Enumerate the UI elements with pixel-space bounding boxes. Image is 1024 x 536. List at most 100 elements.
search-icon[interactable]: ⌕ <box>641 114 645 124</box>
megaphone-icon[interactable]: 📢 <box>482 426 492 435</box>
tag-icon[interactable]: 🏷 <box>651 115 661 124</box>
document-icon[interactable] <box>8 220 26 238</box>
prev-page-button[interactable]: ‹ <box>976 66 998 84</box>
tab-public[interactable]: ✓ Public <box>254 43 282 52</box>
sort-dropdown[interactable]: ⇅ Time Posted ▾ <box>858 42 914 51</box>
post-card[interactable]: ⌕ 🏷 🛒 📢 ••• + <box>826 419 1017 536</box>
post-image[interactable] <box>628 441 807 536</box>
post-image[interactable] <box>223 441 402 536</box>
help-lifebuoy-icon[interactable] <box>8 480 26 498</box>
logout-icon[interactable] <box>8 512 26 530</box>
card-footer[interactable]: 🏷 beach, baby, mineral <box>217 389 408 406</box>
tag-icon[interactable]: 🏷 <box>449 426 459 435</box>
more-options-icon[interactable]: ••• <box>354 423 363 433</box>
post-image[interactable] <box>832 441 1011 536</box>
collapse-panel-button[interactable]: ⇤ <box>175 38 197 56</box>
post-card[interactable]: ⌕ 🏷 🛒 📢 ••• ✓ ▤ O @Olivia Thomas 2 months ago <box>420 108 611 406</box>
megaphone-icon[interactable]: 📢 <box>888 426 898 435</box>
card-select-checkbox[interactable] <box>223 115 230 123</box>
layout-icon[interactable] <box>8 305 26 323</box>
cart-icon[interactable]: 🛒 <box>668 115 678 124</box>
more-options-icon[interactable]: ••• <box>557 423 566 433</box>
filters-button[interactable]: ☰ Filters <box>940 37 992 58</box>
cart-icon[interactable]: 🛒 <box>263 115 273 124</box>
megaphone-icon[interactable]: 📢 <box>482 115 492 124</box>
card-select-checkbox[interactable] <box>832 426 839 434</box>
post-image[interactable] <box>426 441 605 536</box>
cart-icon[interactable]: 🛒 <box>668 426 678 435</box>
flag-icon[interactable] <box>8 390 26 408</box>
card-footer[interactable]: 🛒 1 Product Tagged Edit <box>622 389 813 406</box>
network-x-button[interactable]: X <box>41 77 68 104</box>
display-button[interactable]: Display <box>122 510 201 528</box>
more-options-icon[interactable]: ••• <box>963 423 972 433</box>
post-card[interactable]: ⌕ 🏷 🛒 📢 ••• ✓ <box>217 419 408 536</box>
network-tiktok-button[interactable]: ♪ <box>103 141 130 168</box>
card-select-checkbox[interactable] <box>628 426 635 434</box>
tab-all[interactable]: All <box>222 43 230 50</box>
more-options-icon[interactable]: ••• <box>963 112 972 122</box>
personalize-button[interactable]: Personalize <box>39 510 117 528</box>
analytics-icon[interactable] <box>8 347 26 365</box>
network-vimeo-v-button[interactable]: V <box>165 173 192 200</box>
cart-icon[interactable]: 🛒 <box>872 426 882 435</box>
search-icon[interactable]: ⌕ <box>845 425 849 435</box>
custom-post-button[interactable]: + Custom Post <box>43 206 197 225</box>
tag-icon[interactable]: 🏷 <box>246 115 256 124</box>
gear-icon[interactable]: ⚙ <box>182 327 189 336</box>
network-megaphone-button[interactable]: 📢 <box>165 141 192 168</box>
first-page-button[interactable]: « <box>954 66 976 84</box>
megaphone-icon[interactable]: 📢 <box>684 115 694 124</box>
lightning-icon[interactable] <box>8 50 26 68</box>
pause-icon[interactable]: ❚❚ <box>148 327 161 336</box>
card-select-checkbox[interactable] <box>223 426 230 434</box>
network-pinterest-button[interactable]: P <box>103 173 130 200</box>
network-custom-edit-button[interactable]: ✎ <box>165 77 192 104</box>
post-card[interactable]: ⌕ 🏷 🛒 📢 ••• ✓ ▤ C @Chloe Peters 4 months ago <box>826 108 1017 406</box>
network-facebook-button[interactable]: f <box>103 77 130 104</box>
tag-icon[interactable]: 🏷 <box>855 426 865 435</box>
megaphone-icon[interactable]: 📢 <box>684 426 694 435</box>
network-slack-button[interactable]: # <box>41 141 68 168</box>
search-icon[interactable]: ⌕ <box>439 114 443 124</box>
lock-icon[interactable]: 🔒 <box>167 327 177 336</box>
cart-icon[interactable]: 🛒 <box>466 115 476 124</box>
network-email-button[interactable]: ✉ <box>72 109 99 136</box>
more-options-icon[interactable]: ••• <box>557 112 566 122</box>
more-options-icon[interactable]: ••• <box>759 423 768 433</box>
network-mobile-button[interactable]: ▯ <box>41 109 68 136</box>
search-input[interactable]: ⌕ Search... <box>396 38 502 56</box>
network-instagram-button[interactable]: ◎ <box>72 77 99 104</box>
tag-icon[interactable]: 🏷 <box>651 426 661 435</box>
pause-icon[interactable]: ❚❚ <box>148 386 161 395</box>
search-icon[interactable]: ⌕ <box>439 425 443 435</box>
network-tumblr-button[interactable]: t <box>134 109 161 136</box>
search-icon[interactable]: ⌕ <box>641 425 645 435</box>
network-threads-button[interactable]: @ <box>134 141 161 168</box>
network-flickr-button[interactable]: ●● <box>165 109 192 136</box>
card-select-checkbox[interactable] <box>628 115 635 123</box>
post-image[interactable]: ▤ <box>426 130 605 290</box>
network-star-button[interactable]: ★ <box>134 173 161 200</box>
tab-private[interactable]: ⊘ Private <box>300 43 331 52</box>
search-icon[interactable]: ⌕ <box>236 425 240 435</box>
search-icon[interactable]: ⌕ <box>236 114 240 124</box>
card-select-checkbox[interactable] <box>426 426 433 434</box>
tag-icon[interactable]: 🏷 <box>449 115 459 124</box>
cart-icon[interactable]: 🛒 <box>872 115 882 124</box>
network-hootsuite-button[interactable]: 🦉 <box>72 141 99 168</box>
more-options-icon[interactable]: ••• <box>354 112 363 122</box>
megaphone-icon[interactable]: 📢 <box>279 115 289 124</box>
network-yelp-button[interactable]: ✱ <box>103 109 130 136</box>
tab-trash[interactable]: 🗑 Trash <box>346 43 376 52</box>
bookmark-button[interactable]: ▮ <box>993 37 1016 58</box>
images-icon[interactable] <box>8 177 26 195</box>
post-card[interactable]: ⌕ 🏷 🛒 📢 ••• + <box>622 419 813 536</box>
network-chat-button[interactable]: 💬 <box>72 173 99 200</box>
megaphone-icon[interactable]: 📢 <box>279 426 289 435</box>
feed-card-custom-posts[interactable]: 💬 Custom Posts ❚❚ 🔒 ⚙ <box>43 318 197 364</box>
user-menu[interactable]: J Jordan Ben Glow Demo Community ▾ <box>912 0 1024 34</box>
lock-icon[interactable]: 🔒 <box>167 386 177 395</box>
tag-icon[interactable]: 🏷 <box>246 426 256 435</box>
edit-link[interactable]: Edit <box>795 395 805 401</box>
---
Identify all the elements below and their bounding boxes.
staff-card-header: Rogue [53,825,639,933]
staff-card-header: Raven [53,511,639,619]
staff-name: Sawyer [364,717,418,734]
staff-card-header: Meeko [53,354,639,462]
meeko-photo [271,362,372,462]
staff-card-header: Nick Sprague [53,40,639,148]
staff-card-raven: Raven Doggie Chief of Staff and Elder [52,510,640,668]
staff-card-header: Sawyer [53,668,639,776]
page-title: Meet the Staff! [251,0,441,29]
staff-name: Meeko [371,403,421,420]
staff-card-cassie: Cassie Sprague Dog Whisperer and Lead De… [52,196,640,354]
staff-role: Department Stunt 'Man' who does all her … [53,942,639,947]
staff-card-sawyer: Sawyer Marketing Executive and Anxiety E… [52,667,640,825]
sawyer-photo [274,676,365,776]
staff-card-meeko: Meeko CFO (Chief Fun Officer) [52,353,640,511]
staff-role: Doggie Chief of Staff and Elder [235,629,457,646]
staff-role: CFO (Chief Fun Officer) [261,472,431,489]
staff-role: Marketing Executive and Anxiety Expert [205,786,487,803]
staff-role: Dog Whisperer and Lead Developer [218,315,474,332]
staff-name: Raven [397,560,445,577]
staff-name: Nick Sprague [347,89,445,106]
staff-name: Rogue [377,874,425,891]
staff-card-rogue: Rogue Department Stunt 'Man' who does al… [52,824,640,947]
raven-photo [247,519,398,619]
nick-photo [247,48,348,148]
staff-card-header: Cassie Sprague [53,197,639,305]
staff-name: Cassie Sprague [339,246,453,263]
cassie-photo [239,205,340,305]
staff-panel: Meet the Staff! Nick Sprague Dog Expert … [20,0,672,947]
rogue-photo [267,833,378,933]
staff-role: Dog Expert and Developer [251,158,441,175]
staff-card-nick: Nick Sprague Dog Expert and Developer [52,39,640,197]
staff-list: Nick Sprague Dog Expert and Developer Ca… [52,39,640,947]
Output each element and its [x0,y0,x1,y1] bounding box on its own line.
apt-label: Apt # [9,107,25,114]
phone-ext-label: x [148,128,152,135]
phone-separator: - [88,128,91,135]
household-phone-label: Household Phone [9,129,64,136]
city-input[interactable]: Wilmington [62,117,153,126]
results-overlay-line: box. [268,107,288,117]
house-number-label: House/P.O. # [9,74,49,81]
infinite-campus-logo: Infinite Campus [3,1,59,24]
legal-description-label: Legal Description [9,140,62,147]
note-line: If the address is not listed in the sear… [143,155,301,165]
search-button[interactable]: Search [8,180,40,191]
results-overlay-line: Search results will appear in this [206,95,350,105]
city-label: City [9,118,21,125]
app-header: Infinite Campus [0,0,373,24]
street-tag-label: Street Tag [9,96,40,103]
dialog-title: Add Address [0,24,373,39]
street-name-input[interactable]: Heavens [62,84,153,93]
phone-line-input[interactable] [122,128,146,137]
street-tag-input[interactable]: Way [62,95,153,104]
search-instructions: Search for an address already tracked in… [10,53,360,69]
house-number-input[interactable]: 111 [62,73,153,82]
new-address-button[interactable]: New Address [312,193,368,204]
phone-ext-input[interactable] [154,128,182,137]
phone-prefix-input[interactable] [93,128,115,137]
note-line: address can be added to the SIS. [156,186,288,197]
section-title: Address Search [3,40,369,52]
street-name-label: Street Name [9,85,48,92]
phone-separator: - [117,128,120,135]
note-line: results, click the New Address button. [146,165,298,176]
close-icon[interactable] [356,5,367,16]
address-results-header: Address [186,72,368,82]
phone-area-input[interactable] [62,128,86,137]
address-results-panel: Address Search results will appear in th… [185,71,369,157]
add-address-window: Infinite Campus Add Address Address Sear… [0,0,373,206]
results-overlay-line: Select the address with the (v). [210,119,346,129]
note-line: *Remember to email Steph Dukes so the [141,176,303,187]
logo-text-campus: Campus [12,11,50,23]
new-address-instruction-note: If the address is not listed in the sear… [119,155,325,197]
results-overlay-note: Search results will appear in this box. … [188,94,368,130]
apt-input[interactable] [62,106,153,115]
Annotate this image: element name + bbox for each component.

Brief
Rewrite the records from the line containing "Identify all the" through the line containing "staff-role: Department Stunt" as a Markdown table with the columns Row and Line. Give each line its own numbered row and leave out any blank lines.

Result
| Row | Line |
|---|---|
| 1 | Identify all the elements below and their bounding boxes. |
| 2 | staff-card-header: Rogue [53,825,639,933] |
| 3 | staff-card-header: Raven [53,511,639,619] |
| 4 | staff-name: Sawyer [364,717,418,734] |
| 5 | staff-card-header: Meeko [53,354,639,462] |
| 6 | meeko-photo [271,362,372,462] |
| 7 | staff-card-header: Nick Sprague [53,40,639,148] |
| 8 | staff-card-raven: Raven Doggie Chief of Staff and Elder [52,510,640,668] |
| 9 | staff-card-header: Sawyer [53,668,639,776] |
| 10 | page-title: Meet the Staff! [251,0,441,29] |
| 11 | staff-name: Meeko [371,403,421,420] |
| 12 | staff-card-cassie: Cassie Sprague Dog Whisperer and Lead De… [52,196,640,354] |
| 13 | staff-role: Department Stunt 'Man' who does all her … [53,942,639,947] |